## Written problem
Among the entries below, find how many lines carry the word "this" and state only that figure.

## Input material
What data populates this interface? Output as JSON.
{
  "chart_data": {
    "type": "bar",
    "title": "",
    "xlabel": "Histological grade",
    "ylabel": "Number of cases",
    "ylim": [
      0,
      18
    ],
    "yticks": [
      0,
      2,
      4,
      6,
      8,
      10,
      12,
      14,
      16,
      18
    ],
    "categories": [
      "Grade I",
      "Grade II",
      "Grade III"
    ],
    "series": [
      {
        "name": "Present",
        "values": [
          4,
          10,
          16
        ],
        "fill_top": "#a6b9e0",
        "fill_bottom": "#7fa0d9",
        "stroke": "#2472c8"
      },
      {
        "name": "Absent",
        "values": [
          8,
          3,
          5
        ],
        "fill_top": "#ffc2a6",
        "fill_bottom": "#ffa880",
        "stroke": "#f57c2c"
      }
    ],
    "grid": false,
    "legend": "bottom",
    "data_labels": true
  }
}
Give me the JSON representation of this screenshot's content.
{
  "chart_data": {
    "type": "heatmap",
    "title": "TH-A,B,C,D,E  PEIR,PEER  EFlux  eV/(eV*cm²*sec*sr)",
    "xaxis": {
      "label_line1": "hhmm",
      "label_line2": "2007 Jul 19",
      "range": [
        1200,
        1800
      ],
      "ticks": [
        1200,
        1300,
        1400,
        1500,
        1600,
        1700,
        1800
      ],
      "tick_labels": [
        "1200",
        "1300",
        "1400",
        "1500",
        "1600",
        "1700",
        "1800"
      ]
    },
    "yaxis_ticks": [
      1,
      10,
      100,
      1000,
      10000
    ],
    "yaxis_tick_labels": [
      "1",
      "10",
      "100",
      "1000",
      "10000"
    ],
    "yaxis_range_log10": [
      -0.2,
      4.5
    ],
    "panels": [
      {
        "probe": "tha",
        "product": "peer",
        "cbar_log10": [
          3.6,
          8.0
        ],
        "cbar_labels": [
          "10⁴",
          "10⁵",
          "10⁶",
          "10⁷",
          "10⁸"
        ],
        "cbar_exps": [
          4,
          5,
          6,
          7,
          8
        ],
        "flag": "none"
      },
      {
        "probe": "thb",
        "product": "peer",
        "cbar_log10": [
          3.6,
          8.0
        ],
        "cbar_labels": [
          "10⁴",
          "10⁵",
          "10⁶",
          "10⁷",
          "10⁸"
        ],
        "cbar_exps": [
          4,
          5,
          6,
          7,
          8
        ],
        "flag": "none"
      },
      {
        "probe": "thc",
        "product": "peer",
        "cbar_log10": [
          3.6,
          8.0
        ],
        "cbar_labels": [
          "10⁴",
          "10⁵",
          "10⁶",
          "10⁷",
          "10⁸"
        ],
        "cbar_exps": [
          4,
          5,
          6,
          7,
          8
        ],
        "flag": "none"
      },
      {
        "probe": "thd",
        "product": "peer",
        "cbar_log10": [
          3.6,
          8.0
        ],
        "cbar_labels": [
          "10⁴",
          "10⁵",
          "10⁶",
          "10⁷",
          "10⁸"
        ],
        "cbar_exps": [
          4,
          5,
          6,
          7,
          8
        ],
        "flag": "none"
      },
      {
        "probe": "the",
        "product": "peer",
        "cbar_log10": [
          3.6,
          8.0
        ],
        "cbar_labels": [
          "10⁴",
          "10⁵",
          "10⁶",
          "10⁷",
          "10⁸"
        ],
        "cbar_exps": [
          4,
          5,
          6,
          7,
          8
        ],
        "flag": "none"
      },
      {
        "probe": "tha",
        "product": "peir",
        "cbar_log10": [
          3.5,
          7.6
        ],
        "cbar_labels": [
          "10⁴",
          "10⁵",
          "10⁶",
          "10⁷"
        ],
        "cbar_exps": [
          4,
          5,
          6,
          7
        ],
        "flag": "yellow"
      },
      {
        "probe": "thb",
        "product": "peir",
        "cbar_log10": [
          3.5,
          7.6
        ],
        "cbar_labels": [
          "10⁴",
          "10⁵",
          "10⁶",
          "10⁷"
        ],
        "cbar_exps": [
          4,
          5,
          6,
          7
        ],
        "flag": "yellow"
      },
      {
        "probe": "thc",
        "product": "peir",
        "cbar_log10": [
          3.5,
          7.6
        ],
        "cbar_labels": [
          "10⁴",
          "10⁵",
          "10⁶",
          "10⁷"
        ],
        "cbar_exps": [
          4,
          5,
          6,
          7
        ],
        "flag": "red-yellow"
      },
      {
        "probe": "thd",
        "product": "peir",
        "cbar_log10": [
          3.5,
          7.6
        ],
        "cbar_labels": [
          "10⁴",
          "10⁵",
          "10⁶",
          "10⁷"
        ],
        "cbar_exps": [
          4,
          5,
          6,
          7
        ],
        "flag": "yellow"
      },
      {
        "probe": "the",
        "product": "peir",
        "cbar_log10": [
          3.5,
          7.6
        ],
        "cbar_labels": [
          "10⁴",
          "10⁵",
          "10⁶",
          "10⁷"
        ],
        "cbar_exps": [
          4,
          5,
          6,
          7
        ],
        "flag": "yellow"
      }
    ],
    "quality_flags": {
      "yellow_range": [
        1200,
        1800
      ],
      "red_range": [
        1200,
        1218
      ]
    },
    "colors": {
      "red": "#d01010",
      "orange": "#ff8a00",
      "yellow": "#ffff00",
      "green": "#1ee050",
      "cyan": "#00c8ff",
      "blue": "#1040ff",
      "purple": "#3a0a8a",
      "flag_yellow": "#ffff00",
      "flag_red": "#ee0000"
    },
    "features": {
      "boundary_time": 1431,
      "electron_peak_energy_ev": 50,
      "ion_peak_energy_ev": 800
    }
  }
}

## Output of the task
2